**Source records**
········
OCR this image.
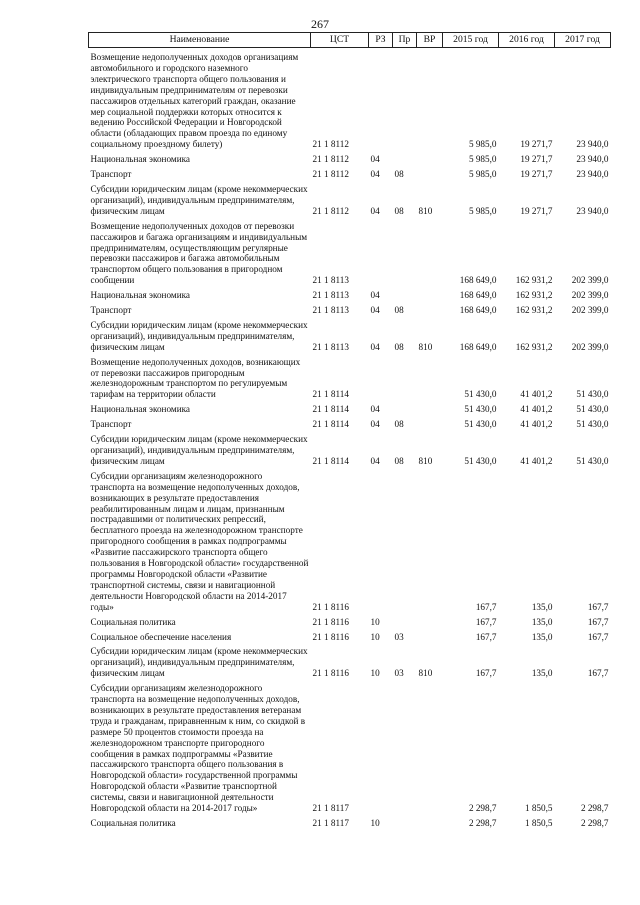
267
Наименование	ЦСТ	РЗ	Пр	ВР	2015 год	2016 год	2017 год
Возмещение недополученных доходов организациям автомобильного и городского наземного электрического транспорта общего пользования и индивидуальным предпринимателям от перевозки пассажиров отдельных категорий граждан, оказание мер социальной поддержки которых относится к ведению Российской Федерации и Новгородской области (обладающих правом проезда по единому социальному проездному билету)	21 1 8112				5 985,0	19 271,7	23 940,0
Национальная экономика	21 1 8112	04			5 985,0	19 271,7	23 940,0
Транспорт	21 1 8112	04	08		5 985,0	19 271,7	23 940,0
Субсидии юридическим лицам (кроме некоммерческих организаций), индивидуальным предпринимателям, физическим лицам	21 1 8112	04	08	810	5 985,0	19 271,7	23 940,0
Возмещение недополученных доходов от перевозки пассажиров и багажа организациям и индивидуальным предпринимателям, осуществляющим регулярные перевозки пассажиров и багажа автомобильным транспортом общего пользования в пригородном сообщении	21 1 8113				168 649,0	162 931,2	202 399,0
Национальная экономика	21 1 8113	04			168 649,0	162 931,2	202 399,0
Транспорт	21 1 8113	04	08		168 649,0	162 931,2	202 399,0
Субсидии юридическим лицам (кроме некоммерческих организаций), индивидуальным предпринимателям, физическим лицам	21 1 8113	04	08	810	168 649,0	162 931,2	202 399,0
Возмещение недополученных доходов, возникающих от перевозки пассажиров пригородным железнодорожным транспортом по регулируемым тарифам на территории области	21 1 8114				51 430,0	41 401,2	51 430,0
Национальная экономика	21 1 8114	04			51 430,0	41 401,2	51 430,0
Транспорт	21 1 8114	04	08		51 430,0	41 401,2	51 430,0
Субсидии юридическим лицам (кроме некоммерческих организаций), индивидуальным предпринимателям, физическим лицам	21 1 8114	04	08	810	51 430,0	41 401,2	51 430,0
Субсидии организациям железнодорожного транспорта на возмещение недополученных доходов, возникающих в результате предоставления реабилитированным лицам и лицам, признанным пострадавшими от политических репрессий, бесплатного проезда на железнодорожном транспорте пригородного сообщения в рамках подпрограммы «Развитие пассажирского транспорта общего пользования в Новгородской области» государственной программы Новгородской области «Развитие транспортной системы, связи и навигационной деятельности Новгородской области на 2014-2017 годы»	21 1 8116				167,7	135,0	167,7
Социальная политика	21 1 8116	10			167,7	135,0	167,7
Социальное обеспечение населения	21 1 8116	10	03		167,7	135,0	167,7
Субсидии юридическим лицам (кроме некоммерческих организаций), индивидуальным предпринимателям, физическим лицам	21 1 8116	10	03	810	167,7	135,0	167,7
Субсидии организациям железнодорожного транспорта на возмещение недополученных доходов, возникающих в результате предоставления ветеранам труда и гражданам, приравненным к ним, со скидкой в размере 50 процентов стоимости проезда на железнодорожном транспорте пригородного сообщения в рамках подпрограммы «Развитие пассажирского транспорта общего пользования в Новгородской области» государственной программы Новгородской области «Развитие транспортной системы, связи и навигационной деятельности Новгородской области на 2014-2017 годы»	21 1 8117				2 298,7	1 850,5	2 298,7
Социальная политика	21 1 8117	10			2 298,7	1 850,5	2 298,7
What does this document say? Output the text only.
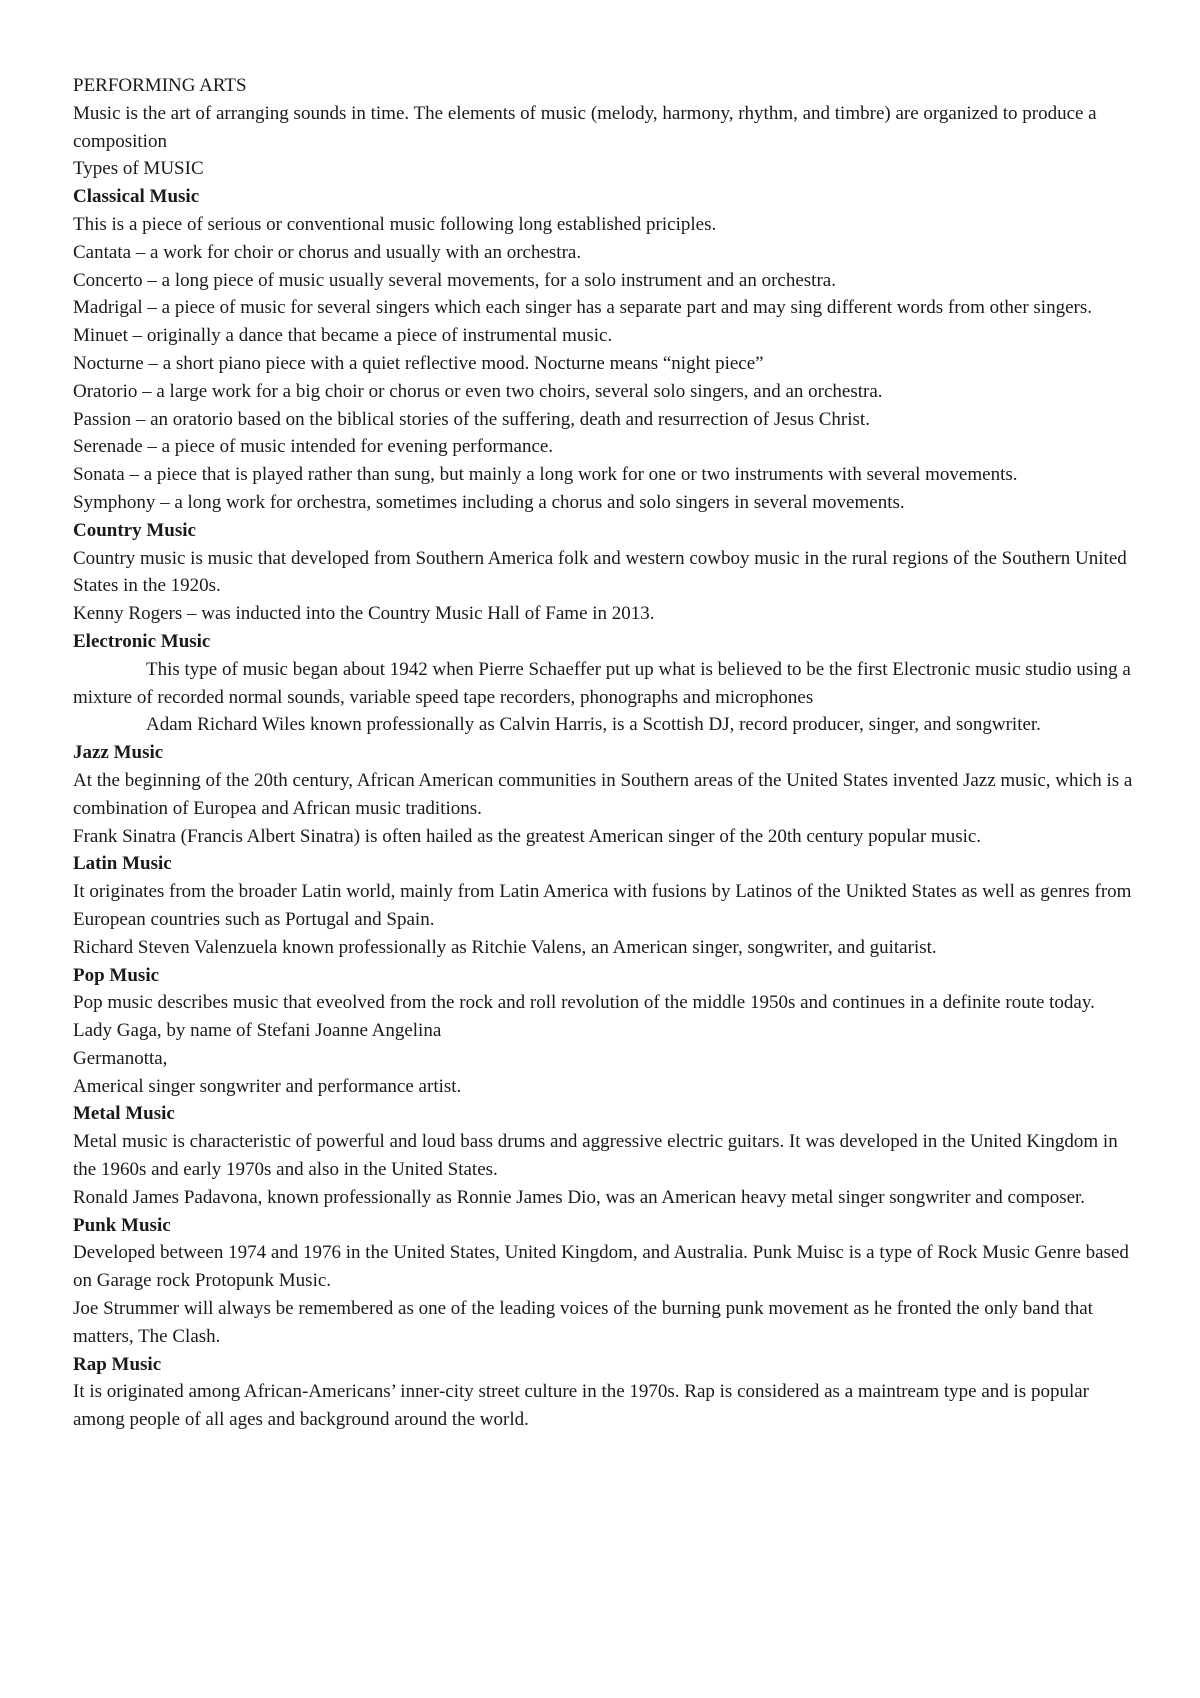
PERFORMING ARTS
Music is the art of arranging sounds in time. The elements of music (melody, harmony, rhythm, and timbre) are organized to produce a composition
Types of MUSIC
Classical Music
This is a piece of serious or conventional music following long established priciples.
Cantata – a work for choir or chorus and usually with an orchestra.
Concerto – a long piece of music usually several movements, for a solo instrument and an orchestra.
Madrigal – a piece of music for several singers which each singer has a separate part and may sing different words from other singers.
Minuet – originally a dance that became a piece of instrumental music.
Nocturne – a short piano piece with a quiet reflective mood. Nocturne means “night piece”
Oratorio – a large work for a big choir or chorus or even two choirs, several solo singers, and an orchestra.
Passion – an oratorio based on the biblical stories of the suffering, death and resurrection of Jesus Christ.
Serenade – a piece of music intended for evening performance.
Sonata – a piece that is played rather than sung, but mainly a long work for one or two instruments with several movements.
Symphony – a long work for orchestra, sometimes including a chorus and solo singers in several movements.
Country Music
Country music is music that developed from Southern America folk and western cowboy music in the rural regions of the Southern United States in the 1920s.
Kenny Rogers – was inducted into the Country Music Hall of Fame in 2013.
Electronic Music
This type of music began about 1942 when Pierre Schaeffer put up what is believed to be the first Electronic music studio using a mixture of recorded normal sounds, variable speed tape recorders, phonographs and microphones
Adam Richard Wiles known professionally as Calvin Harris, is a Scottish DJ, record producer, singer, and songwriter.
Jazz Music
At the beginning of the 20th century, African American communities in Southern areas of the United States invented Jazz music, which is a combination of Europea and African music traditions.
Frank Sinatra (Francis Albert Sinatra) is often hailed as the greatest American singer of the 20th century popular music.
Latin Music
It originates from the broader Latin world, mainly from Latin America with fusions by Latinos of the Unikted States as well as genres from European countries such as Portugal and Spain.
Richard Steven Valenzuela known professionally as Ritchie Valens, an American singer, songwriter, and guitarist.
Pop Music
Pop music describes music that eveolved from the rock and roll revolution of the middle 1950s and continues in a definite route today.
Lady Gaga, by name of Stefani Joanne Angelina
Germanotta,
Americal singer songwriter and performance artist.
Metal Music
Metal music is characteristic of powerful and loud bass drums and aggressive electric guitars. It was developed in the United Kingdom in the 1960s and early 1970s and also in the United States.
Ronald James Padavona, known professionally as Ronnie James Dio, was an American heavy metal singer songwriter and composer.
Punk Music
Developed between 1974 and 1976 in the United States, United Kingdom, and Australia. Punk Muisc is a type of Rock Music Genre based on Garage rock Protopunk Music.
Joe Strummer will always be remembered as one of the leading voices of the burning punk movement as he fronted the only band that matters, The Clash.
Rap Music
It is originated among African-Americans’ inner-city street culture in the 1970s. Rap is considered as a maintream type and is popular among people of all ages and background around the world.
········
**EXERCISE TASK**
In your copy of the records, include no pictures; repeat everything else exactly.

**IN RESPONSE**
OCR this image.
267
Наименование	ЦСТ	РЗ	Пр	ВР	2015 год	2016 год	2017 год
Возмещение недополученных доходов организациям автомобильного и городского наземного электрического транспорта общего пользования и индивидуальным предпринимателям от перевозки пассажиров отдельных категорий граждан, оказание мер социальной поддержки которых относится к ведению Российской Федерации и Новгородской области (обладающих правом проезда по единому социальному проездному билету)	21 1 8112				5 985,0	19 271,7	23 940,0
Национальная экономика	21 1 8112	04			5 985,0	19 271,7	23 940,0
Транспорт	21 1 8112	04	08		5 985,0	19 271,7	23 940,0
Субсидии юридическим лицам (кроме некоммерческих организаций), индивидуальным предпринимателям, физическим лицам	21 1 8112	04	08	810	5 985,0	19 271,7	23 940,0
Возмещение недополученных доходов от перевозки пассажиров и багажа организациям и индивидуальным предпринимателям, осуществляющим регулярные перевозки пассажиров и багажа автомобильным транспортом общего пользования в пригородном сообщении	21 1 8113				168 649,0	162 931,2	202 399,0
Национальная экономика	21 1 8113	04			168 649,0	162 931,2	202 399,0
Транспорт	21 1 8113	04	08		168 649,0	162 931,2	202 399,0
Субсидии юридическим лицам (кроме некоммерческих организаций), индивидуальным предпринимателям, физическим лицам	21 1 8113	04	08	810	168 649,0	162 931,2	202 399,0
Возмещение недополученных доходов, возникающих от перевозки пассажиров пригородным железнодорожным транспортом по регулируемым тарифам на территории области	21 1 8114				51 430,0	41 401,2	51 430,0
Национальная экономика	21 1 8114	04			51 430,0	41 401,2	51 430,0
Транспорт	21 1 8114	04	08		51 430,0	41 401,2	51 430,0
Субсидии юридическим лицам (кроме некоммерческих организаций), индивидуальным предпринимателям, физическим лицам	21 1 8114	04	08	810	51 430,0	41 401,2	51 430,0
Субсидии организациям железнодорожного транспорта на возмещение недополученных доходов, возникающих в результате предоставления реабилитированным лицам и лицам, признанным пострадавшими от политических репрессий, бесплатного проезда на железнодорожном транспорте пригородного сообщения в рамках подпрограммы «Развитие пассажирского транспорта общего пользования в Новгородской области» государственной программы Новгородской области «Развитие транспортной системы, связи и навигационной деятельности Новгородской области на 2014-2017 годы»	21 1 8116				167,7	135,0	167,7
Социальная политика	21 1 8116	10			167,7	135,0	167,7
Социальное обеспечение населения	21 1 8116	10	03		167,7	135,0	167,7
Субсидии юридическим лицам (кроме некоммерческих организаций), индивидуальным предпринимателям, физическим лицам	21 1 8116	10	03	810	167,7	135,0	167,7
Субсидии организациям железнодорожного транспорта на возмещение недополученных доходов, возникающих в результате предоставления ветеранам труда и гражданам, приравненным к ним, со скидкой в размере 50 процентов стоимости проезда на железнодорожном транспорте пригородного сообщения в рамках подпрограммы «Развитие пассажирского транспорта общего пользования в Новгородской области» государственной программы Новгородской области «Развитие транспортной системы, связи и навигационной деятельности Новгородской области на 2014-2017 годы»	21 1 8117				2 298,7	1 850,5	2 298,7
Социальная политика	21 1 8117	10			2 298,7	1 850,5	2 298,7
What does this document say? Output the text only.
PERFORMING ARTS
Music is the art of arranging sounds in time. The elements of music (melody, harmony, rhythm, and timbre) are organized to produce a composition
Types of MUSIC
Classical Music
This is a piece of serious or conventional music following long established priciples.
Cantata – a work for choir or chorus and usually with an orchestra.
Concerto – a long piece of music usually several movements, for a solo instrument and an orchestra.
Madrigal – a piece of music for several singers which each singer has a separate part and may sing different words from other singers.
Minuet – originally a dance that became a piece of instrumental music.
Nocturne – a short piano piece with a quiet reflective mood. Nocturne means “night piece”
Oratorio – a large work for a big choir or chorus or even two choirs, several solo singers, and an orchestra.
Passion – an oratorio based on the biblical stories of the suffering, death and resurrection of Jesus Christ.
Serenade – a piece of music intended for evening performance.
Sonata – a piece that is played rather than sung, but mainly a long work for one or two instruments with several movements.
Symphony – a long work for orchestra, sometimes including a chorus and solo singers in several movements.
Country Music
Country music is music that developed from Southern America folk and western cowboy music in the rural regions of the Southern United States in the 1920s.
Kenny Rogers – was inducted into the Country Music Hall of Fame in 2013.
Electronic Music
This type of music began about 1942 when Pierre Schaeffer put up what is believed to be the first Electronic music studio using a mixture of recorded normal sounds, variable speed tape recorders, phonographs and microphones
Adam Richard Wiles known professionally as Calvin Harris, is a Scottish DJ, record producer, singer, and songwriter.
Jazz Music
At the beginning of the 20th century, African American communities in Southern areas of the United States invented Jazz music, which is a combination of Europea and African music traditions.
Frank Sinatra (Francis Albert Sinatra) is often hailed as the greatest American singer of the 20th century popular music.
Latin Music
It originates from the broader Latin world, mainly from Latin America with fusions by Latinos of the Unikted States as well as genres from European countries such as Portugal and Spain.
Richard Steven Valenzuela known professionally as Ritchie Valens, an American singer, songwriter, and guitarist.
Pop Music
Pop music describes music that eveolved from the rock and roll revolution of the middle 1950s and continues in a definite route today.
Lady Gaga, by name of Stefani Joanne Angelina
Germanotta,
Americal singer songwriter and performance artist.
Metal Music
Metal music is characteristic of powerful and loud bass drums and aggressive electric guitars. It was developed in the United Kingdom in the 1960s and early 1970s and also in the United States.
Ronald James Padavona, known professionally as Ronnie James Dio, was an American heavy metal singer songwriter and composer.
Punk Music
Developed between 1974 and 1976 in the United States, United Kingdom, and Australia. Punk Muisc is a type of Rock Music Genre based on Garage rock Protopunk Music.
Joe Strummer will always be remembered as one of the leading voices of the burning punk movement as he fronted the only band that matters, The Clash.
Rap Music
It is originated among African-Americans’ inner-city street culture in the 1970s. Rap is considered as a maintream type and is popular among people of all ages and background around the world.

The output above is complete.